*Goal of the exercise*. Could you write out the records below exactly as they appear?

*Provided material*.
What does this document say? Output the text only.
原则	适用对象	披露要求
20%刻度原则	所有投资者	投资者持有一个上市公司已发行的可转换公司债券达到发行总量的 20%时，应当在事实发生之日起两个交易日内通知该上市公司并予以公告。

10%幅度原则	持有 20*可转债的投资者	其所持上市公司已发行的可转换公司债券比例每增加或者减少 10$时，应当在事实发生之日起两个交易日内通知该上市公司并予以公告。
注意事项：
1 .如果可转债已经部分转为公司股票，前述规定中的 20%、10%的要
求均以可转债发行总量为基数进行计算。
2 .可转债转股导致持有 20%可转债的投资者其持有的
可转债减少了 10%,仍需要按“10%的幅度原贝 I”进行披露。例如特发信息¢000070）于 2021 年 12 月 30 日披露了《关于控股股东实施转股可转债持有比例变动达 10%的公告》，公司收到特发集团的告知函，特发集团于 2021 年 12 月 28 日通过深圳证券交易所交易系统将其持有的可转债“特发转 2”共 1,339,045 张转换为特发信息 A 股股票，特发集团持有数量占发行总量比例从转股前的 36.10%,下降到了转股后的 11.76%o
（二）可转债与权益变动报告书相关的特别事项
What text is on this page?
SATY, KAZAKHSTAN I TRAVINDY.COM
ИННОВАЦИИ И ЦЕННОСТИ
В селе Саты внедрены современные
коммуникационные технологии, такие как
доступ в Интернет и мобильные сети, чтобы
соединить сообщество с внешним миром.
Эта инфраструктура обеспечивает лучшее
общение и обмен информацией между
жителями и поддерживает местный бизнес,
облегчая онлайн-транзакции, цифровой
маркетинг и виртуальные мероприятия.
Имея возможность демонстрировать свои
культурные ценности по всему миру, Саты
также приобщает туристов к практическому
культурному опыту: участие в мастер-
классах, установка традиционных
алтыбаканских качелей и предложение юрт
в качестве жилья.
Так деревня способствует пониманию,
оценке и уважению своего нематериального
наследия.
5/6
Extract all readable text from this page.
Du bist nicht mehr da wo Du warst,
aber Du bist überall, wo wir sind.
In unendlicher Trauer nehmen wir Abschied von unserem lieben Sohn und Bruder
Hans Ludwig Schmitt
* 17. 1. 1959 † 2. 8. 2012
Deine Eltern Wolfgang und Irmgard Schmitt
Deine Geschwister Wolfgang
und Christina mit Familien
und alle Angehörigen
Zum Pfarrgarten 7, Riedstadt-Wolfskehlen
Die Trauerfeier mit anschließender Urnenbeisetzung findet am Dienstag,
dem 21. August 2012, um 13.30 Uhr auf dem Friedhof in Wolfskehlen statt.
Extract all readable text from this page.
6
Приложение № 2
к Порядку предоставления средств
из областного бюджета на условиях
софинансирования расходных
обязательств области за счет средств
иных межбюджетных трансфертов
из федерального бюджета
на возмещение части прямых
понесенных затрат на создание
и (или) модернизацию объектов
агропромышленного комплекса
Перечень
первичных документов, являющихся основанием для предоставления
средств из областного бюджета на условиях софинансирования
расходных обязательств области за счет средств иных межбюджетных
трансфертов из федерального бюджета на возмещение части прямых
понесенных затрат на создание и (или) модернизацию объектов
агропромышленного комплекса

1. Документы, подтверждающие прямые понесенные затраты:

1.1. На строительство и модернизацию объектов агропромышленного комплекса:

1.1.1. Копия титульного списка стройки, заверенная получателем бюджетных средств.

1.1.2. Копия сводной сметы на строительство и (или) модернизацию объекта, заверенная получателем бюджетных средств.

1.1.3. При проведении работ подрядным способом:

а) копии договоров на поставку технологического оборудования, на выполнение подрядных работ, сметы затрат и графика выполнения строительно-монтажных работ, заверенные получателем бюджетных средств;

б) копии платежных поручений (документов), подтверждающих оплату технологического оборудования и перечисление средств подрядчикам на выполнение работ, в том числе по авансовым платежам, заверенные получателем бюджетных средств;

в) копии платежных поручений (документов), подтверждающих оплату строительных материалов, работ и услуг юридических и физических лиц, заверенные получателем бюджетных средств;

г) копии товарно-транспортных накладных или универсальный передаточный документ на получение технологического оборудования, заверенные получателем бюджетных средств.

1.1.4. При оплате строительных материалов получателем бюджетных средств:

*The completed task*.
What does this document say? Output the text only.
原则	适用对象	披露要求
20%刻度原则	所有投资者	投资者持有一个上市公司已发行的可转换公司债券达到发行总量的 20%时，应当在事实发生之日起两个交易日内通知该上市公司并予以公告。

10%幅度原则	持有 20*可转债的投资者	其所持上市公司已发行的可转换公司债券比例每增加或者减少 10$时，应当在事实发生之日起两个交易日内通知该上市公司并予以公告。
注意事项：
1 .如果可转债已经部分转为公司股票，前述规定中的 20%、10%的要
求均以可转债发行总量为基数进行计算。
2 .可转债转股导致持有 20%可转债的投资者其持有的
可转债减少了 10%,仍需要按“10%的幅度原贝 I”进行披露。例如特发信息¢000070）于 2021 年 12 月 30 日披露了《关于控股股东实施转股可转债持有比例变动达 10%的公告》，公司收到特发集团的告知函，特发集团于 2021 年 12 月 28 日通过深圳证券交易所交易系统将其持有的可转债“特发转 2”共 1,339,045 张转换为特发信息 A 股股票，特发集团持有数量占发行总量比例从转股前的 36.10%,下降到了转股后的 11.76%o
（二）可转债与权益变动报告书相关的特别事项
What text is on this page?
SATY, KAZAKHSTAN I TRAVINDY.COM
ИННОВАЦИИ И ЦЕННОСТИ
В селе Саты внедрены современные
коммуникационные технологии, такие как
доступ в Интернет и мобильные сети, чтобы
соединить сообщество с внешним миром.
Эта инфраструктура обеспечивает лучшее
общение и обмен информацией между
жителями и поддерживает местный бизнес,
облегчая онлайн-транзакции, цифровой
маркетинг и виртуальные мероприятия.
Имея возможность демонстрировать свои
культурные ценности по всему миру, Саты
также приобщает туристов к практическому
культурному опыту: участие в мастер-
классах, установка традиционных
алтыбаканских качелей и предложение юрт
в качестве жилья.
Так деревня способствует пониманию,
оценке и уважению своего нематериального
наследия.
5/6
Extract all readable text from this page.
Du bist nicht mehr da wo Du warst,
aber Du bist überall, wo wir sind.
In unendlicher Trauer nehmen wir Abschied von unserem lieben Sohn und Bruder
Hans Ludwig Schmitt
* 17. 1. 1959 † 2. 8. 2012
Deine Eltern Wolfgang und Irmgard Schmitt
Deine Geschwister Wolfgang
und Christina mit Familien
und alle Angehörigen
Zum Pfarrgarten 7, Riedstadt-Wolfskehlen
Die Trauerfeier mit anschließender Urnenbeisetzung findet am Dienstag,
dem 21. August 2012, um 13.30 Uhr auf dem Friedhof in Wolfskehlen statt.
Extract all readable text from this page.
6
Приложение № 2
к Порядку предоставления средств
из областного бюджета на условиях
софинансирования расходных
обязательств области за счет средств
иных межбюджетных трансфертов
из федерального бюджета
на возмещение части прямых
понесенных затрат на создание
и (или) модернизацию объектов
агропромышленного комплекса
Перечень
первичных документов, являющихся основанием для предоставления
средств из областного бюджета на условиях софинансирования
расходных обязательств области за счет средств иных межбюджетных
трансфертов из федерального бюджета на возмещение части прямых
понесенных затрат на создание и (или) модернизацию объектов
агропромышленного комплекса

1. Документы, подтверждающие прямые понесенные затраты:

1.1. На строительство и модернизацию объектов агропромышленного комплекса:

1.1.1. Копия титульного списка стройки, заверенная получателем бюджетных средств.

1.1.2. Копия сводной сметы на строительство и (или) модернизацию объекта, заверенная получателем бюджетных средств.

1.1.3. При проведении работ подрядным способом:

а) копии договоров на поставку технологического оборудования, на выполнение подрядных работ, сметы затрат и графика выполнения строительно-монтажных работ, заверенные получателем бюджетных средств;

б) копии платежных поручений (документов), подтверждающих оплату технологического оборудования и перечисление средств подрядчикам на выполнение работ, в том числе по авансовым платежам, заверенные получателем бюджетных средств;

в) копии платежных поручений (документов), подтверждающих оплату строительных материалов, работ и услуг юридических и физических лиц, заверенные получателем бюджетных средств;

г) копии товарно-транспортных накладных или универсальный передаточный документ на получение технологического оборудования, заверенные получателем бюджетных средств.

1.1.4. При оплате строительных материалов получателем бюджетных средств:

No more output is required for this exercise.